TASK SET:
1. Render this sentence from the account of the South Hebron farmers into Spanish: "Time was running out, since the seeds need to be sowed before the rainy season."
2. Extend the account of the South Hebron farmers with a few more paragraphs that follow on from its last sentence.
***** PAGE TEXT
Nine Palestinian farmers were taken to the nearby military base. When they arrived soldiers jumped on them, tied their hands behind their backs and fixed a piece of cloth around their eyes. They were led to a deserted area in the base and told to sit on the ground, while the soldiers threatened, and cursed them, hour after hour. Whoever dared to ask why he was being held, requested to go to the bathroom, or complained in any way, was kicked, slapped, or held down with his head to the ground. The farmers, turned prisoners’ only offence was an unsuccessful attempt to plow their land.

This incident is part of the ongoing campaign carried out by the Israeli government and the Jewish settlers; a campaign whose major objective is to undermine the infrastructure of existence of the occupied Palestinians, so that they, in turn, will bow down to Israeli demands and give up the claims to their land — it is a struggle against what the Palestinians call Tzumud, which means the “close and relentless attachment” to the land, their home.

Throughout this past summer, the settlers — often aided by the Israeli military — obstructed the harvesting of olives, grapes and other crops, and now that the time for tilling the soil has arrived, they are not allowing many Palestinians to reach their fields so that in the spring there will be nothing to harvest.

This particular incident began in late November when Palestinian residents from the South Hebron region started tilling their land. As soon as the farmers commenced plowing the fields located near a Jewish settlement, they were harassed by the settlers and detained for hours by the military.

It was then that they decided to contact the Israeli Civil Administration in order to try and coordinate the plowing, with the hope that the latter would protect them from settler harassment. The farmers also contacted members of Ta’ayush, Arab-Jewish Partnership, and requested that they intervene on their behalf. Time was running out, since the seeds need to be sowed before the rainy season.

Day after day passed; New Year’s Eve was quickly approaching, and there was still no word or sign from Lieutenant Colonel Tarek, the Civil Administration’s regional commander. Ta’ayush activists intervened on behalf of the Palestinians, and were told that the Palestinians should go to their fields, with their tractors in order to meet the Civil Administration. Every day the farmers came, and every day they were told: “come tomorrow, not today.”
**********
***** ENTRIES SHOWN
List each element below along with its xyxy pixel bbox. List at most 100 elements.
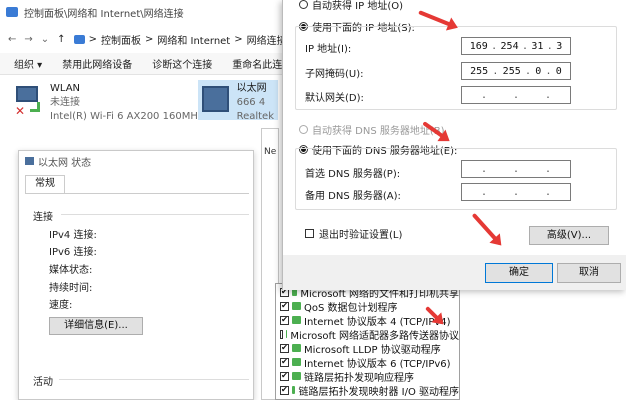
mask-dot: . (492, 65, 499, 77)
rename-button[interactable]: 重命名此连 (232, 56, 282, 71)
chevron-down-icon[interactable]: ⌄ (41, 34, 49, 45)
auto-ip-option[interactable]: 自动获得 IP 地址(O) (299, 0, 403, 12)
dialog-title: 以太网 状态 (38, 157, 92, 169)
component-item[interactable]: ✔ Internet 协议版本 6 (TCP/IPv6) (276, 355, 459, 370)
component-label: Microsoft 网络适配器多路传送器协议 (290, 330, 459, 342)
up-icon[interactable]: ↑ (57, 34, 65, 45)
cancel-button[interactable]: 取消 (557, 263, 621, 283)
advanced-button[interactable]: 高级(V)... (529, 226, 609, 245)
component-rows: ✔ Microsoft 网络的文件和打印机共享 ✔ QoS 数据包计划程序 ✔ Inter… (276, 285, 459, 398)
gateway-field[interactable]: ... (461, 86, 571, 104)
component-checkbox[interactable]: ✔ (280, 343, 289, 353)
ethernet-status-dialog: 以太网 状态 常规 连接 IPv4 连接: IPv6 连接: 媒体状态: 持续时… (18, 150, 254, 400)
ok-button[interactable]: 确定 (485, 263, 553, 283)
validate-checkbox[interactable] (305, 229, 314, 238)
dns-dot: . (544, 163, 552, 175)
component-label: 链路层拓扑发现响应程序 (304, 372, 414, 384)
component-icon (292, 372, 301, 380)
adapter-name: WLAN (50, 83, 81, 94)
subnet-mask-field[interactable]: 255. 255. 0. 0 (461, 62, 571, 80)
validate-option[interactable]: 退出时验证设置(L) (305, 226, 402, 241)
component-icon (291, 386, 296, 394)
gateway-dot: . (512, 89, 520, 101)
organize-button[interactable]: 组织 ▾ (14, 56, 42, 71)
component-icon (292, 344, 301, 352)
control-panel-icon (73, 34, 85, 44)
component-icon (292, 302, 301, 310)
dns-dot: . (544, 186, 552, 198)
section-connection: 连接 (33, 212, 53, 223)
details-button[interactable]: 详细信息(E)... (49, 317, 143, 335)
adapter-status: 666 4 (236, 97, 266, 108)
mask-dot: . (524, 65, 531, 77)
back-icon[interactable]: ← (8, 34, 16, 45)
dns-dot: . (480, 163, 488, 175)
breadcrumb-connections[interactable]: 网络连接 (247, 32, 287, 47)
dns-dot: . (512, 163, 520, 175)
ip-octet-1: 169 (469, 40, 488, 52)
preferred-dns-label: 首选 DNS 服务器(P): (305, 169, 401, 180)
adapter-ethernet[interactable]: 以太网 666 4 Realtek (198, 80, 278, 122)
gateway-label: 默认网关(D): (305, 93, 364, 104)
ipv6-connectivity-label: IPv6 连接: (49, 247, 97, 258)
component-checkbox[interactable]: ✔ (280, 301, 289, 311)
ip-octet-4: 3 (556, 40, 563, 52)
adapter-status: 未连接 (50, 97, 80, 108)
component-checkbox[interactable]: ✔ (280, 371, 289, 381)
duration-label: 持续时间: (49, 283, 93, 294)
ip-dot: . (521, 40, 528, 52)
ethernet-adapter-icon (202, 86, 229, 112)
breadcrumb-sep: > (234, 33, 243, 45)
ipv4-properties-dialog: 自动获得 IP 地址(O) 使用下面的 IP 地址(S): IP 地址(I): … (282, 0, 626, 290)
component-checkbox[interactable]: ✔ (280, 315, 289, 325)
component-checkbox[interactable] (280, 329, 284, 339)
disable-device-button[interactable]: 禁用此网络设备 (62, 56, 132, 71)
tab-general[interactable]: 常规 (25, 175, 65, 193)
control-panel-icon (6, 7, 18, 17)
component-item[interactable]: ✔ 链路层拓扑发现映射器 I/O 驱动程序 (276, 383, 459, 398)
auto-dns-radio[interactable] (299, 125, 308, 134)
network-icon (25, 157, 34, 165)
component-icon (286, 330, 288, 338)
component-item[interactable]: ✔ 链路层拓扑发现响应程序 (276, 369, 459, 384)
properties-label: Ne (264, 147, 277, 157)
breadcrumb[interactable]: > 控制面板 > 网络和 Internet > 网络连接 (73, 32, 287, 47)
component-item[interactable]: ✔ Microsoft LLDP 协议驱动程序 (276, 341, 459, 356)
component-item[interactable]: Microsoft 网络适配器多路传送器协议 (276, 327, 459, 342)
diagnose-button[interactable]: 诊断这个连接 (152, 56, 212, 71)
component-label: QoS 数据包计划程序 (304, 302, 398, 314)
alternate-dns-label: 备用 DNS 服务器(A): (305, 191, 401, 202)
component-list: ✔ Microsoft 网络的文件和打印机共享 ✔ QoS 数据包计划程序 ✔ Inter… (275, 283, 460, 400)
component-checkbox[interactable]: ✔ (280, 357, 289, 367)
ip-octet-3: 31 (531, 40, 544, 52)
alternate-dns-field[interactable]: ... (461, 183, 571, 201)
gateway-dot: . (544, 89, 552, 101)
adapter-device: Realtek (236, 111, 274, 122)
mask-octet-2: 255 (502, 65, 521, 77)
ip-dot: . (546, 40, 553, 52)
adapter-wlan[interactable]: ✕ WLAN 未连接 Intel(R) Wi-Fi 6 AX200 160MHz (12, 82, 203, 124)
auto-ip-label: 自动获得 IP 地址(O) (312, 1, 404, 12)
component-label: Microsoft LLDP 协议驱动程序 (304, 344, 441, 356)
subnet-mask-label: 子网掩码(U): (305, 69, 364, 80)
wifi-adapter-icon: ✕ (12, 82, 42, 118)
auto-ip-radio[interactable] (299, 0, 308, 9)
preferred-dns-field[interactable]: ... (461, 160, 571, 178)
breadcrumb-sep: > (88, 33, 97, 45)
ip-dot: . (491, 40, 498, 52)
adapter-name: 以太网 (236, 83, 267, 94)
component-icon (292, 316, 301, 324)
dns-dot: . (480, 186, 488, 198)
window-title: 控制面板\网络和 Internet\网络连接 (24, 8, 184, 20)
mask-octet-3: 0 (535, 65, 542, 77)
forward-icon[interactable]: → (24, 34, 32, 45)
component-label: Internet 协议版本 6 (TCP/IPv6) (304, 358, 451, 370)
mask-octet-1: 255 (470, 65, 489, 77)
mask-octet-4: 0 (555, 65, 562, 77)
ip-address-field[interactable]: 169. 254. 31. 3 (461, 37, 571, 55)
breadcrumb-network[interactable]: 网络和 Internet (157, 32, 230, 47)
component-checkbox[interactable]: ✔ (280, 385, 289, 395)
breadcrumb-control-panel[interactable]: 控制面板 (101, 32, 141, 47)
ip-octet-2: 254 (500, 40, 519, 52)
media-state-label: 媒体状态: (49, 265, 93, 276)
**********
ANSWERS IN ORDER:
1. Se acababa el tiempo, ya que las semillas deben sembrarse antes de la temporada de lluvias.

2.
Finally, after threatening the Civil Administration that if they did not set a date immediately, a Supreme Court appeal would be submitted, the residents were informed that on Saturday February 1 they could come to their fields and plow. Over two months had passed, and the plowing season was quickly drawing to a close.

Only at 10:00 in the morning, Lieutenant Colonel Tarek arrived on the scene. But instead of remaining to protect the residents, he told them they could plow and disappeared. Despite the late start, the Palestinians began working without interference. At about twelve noon, Jewish settlers from Susya, accompanied by soldiers, appeared. Wielding their guns, they forced the Palestinians to stop their work, while simultaneously beating a number of residents.

Ta’ayush members immediately called the Civil Administration and the police, demanding that they proceed to the fields at once; the activists decided concomitantly to enter the region in spite of the fact that the whole southern West Bank had been declared a closed military zone — just to ensure that they would not and could not enter the area. The closure of the territories reaffirmed once again our suspicion that all Ta’ayush activities are under surveillance by the security services.

Using a roundabout route, one car with five activists managed to pass through just as the Civil Administration began detaining the nine Palestinian farmers and their four tractors; they were taken to a military base three kilometers away.

The remaining Ta’ayush members were stopped by the police about a kilometer from the fields. The activists immediately exited their vehicles and began walking towards the five members who had managed to reach the Palestinians. At this point there was only one police van on the scene, and although they could not stop all of the activists, they did manage to arrest three people.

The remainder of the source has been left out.